_Instructions for the task_
In the records below, tally every line containing "JSON". Report only the total.

_Extracted material_

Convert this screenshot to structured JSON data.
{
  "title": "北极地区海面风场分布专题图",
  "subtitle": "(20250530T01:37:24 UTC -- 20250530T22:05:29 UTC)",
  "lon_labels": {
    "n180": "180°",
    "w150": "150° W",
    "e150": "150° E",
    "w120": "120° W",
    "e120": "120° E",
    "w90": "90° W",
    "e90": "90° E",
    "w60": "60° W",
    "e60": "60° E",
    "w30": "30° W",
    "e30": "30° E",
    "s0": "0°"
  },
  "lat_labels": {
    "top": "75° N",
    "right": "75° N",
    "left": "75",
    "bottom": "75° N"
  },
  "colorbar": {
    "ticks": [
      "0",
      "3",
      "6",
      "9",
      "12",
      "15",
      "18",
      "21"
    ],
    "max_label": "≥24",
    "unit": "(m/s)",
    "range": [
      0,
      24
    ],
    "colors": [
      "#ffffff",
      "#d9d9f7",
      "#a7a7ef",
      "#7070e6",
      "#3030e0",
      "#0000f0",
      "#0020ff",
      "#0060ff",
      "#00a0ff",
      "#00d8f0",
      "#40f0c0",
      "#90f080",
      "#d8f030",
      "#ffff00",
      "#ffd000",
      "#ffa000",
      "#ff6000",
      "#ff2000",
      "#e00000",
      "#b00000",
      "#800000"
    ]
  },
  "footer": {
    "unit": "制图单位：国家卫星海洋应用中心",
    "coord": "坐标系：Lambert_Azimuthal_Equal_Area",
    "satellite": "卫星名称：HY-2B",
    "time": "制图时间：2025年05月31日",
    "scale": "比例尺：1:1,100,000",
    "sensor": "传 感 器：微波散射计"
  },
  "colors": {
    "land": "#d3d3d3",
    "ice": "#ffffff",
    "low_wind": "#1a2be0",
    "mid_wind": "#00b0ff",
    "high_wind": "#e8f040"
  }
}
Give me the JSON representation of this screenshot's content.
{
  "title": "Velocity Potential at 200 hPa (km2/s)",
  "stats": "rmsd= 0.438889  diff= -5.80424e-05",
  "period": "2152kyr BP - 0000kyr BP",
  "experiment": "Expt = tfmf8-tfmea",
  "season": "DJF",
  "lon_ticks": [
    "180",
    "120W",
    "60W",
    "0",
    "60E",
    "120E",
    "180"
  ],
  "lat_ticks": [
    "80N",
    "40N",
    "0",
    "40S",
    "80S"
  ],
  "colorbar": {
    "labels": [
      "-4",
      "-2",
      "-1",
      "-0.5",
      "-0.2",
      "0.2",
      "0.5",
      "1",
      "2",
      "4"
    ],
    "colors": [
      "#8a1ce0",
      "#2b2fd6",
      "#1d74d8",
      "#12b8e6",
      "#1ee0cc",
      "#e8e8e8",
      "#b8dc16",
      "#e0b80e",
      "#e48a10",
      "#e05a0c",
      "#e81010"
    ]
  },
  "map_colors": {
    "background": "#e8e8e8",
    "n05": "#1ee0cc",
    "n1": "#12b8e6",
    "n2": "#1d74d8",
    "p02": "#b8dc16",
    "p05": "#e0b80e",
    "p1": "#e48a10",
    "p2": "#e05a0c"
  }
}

_Response below_
2